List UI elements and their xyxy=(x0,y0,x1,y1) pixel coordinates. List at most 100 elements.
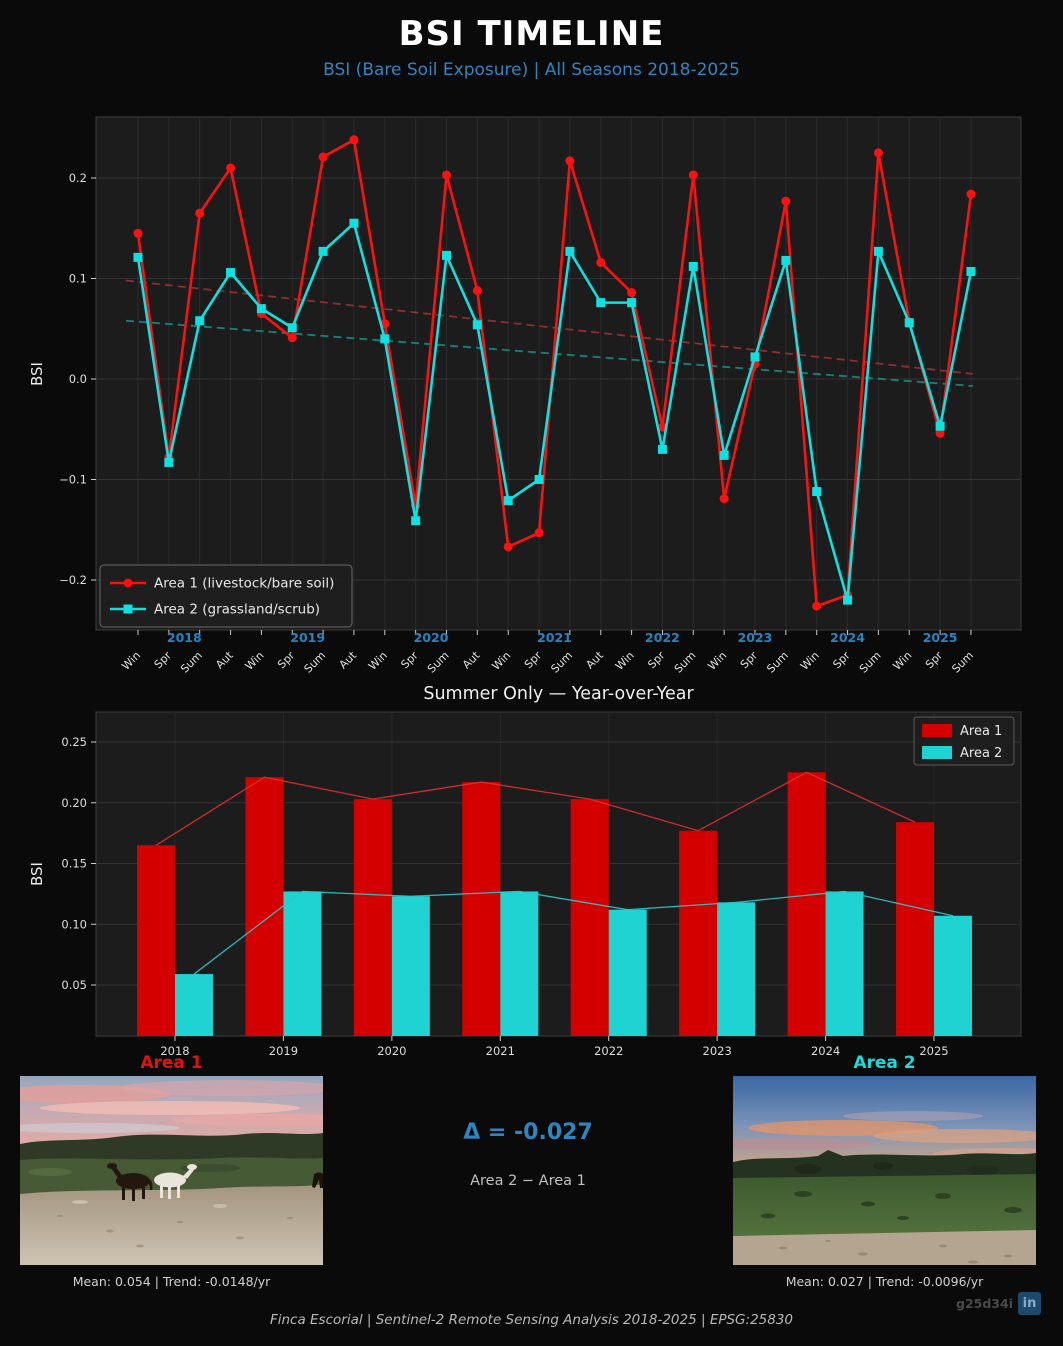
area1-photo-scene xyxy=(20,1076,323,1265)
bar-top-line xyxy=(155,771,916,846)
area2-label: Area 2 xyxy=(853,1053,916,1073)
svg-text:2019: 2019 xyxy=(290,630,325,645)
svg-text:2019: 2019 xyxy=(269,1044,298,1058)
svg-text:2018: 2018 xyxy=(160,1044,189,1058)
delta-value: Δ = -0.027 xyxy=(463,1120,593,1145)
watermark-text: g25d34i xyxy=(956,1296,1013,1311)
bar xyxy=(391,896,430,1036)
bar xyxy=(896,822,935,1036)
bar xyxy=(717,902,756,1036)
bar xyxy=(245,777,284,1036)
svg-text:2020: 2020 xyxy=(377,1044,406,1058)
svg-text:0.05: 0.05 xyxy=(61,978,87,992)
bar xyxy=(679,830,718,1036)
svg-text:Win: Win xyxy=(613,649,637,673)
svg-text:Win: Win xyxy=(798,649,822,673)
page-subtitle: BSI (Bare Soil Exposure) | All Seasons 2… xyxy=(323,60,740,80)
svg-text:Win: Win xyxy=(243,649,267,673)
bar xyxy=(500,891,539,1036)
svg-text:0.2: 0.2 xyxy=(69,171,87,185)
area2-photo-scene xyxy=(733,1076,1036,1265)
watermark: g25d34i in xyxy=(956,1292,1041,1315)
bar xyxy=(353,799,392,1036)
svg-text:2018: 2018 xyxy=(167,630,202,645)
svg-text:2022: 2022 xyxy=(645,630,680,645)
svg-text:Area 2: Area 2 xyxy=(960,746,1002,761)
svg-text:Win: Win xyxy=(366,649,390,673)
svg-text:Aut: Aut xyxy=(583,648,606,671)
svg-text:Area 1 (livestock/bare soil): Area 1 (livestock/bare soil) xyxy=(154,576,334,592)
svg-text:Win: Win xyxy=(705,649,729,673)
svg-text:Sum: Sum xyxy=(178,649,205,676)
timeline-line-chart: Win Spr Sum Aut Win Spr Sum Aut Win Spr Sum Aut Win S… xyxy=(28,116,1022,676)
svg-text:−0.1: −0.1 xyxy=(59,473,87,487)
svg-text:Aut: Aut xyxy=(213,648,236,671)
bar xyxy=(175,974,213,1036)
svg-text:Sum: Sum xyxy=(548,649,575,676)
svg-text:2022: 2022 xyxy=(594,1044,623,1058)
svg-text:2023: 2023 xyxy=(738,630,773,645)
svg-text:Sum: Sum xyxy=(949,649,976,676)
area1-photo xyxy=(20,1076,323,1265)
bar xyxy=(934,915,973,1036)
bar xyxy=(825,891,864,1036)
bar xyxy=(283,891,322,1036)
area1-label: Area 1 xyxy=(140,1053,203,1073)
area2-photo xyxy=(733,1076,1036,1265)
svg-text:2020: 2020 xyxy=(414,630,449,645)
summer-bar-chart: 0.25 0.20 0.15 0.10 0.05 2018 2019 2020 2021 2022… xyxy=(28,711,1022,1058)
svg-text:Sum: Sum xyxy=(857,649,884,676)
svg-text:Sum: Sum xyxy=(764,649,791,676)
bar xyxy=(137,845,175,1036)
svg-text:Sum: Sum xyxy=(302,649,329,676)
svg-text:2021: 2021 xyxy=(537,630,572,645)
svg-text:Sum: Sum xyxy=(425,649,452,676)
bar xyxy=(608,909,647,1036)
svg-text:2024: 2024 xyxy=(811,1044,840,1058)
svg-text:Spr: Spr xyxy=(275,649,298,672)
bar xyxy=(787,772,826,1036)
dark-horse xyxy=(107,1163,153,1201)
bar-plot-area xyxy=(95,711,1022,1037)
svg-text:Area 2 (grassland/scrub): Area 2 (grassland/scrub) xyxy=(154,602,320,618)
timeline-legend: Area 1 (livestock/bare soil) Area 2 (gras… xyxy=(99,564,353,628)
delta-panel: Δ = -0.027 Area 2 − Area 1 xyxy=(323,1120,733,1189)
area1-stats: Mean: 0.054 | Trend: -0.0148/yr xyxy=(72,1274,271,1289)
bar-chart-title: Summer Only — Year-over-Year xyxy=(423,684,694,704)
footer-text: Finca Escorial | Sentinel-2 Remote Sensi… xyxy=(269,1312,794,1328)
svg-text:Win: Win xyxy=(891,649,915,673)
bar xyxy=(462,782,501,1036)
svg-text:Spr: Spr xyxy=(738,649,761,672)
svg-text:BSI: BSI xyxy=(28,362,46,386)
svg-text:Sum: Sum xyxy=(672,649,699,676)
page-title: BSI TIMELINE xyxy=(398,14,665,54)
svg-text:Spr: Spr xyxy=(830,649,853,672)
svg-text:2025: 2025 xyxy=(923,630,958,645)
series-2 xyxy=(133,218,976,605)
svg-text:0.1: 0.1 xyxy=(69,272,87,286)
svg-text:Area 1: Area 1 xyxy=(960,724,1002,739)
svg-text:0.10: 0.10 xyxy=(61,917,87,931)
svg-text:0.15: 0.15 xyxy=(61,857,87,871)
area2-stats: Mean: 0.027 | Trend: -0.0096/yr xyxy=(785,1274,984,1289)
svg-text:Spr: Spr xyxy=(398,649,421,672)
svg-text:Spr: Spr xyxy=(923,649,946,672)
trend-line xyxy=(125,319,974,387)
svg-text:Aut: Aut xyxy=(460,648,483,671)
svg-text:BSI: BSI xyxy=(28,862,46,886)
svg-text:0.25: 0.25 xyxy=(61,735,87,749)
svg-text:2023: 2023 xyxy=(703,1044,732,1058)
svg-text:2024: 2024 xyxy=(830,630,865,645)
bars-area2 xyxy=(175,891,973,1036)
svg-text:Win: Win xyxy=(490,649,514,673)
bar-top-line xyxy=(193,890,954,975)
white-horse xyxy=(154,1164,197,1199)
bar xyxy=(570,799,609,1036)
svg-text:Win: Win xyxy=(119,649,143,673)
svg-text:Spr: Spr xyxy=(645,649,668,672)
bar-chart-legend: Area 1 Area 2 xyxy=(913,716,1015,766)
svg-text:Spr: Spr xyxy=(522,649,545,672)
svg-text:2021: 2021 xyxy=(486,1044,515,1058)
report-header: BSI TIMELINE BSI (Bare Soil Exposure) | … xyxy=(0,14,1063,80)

Task statement
Pick out every line above that contains the string "legend", treating uppercase and lowercase as different.

Response to the task
timeline-legend: Area 1 (livestock/bare soil) Area 2 (gras… xyxy=(99,564,353,628)
bar-chart-legend: Area 1 Area 2 xyxy=(913,716,1015,766)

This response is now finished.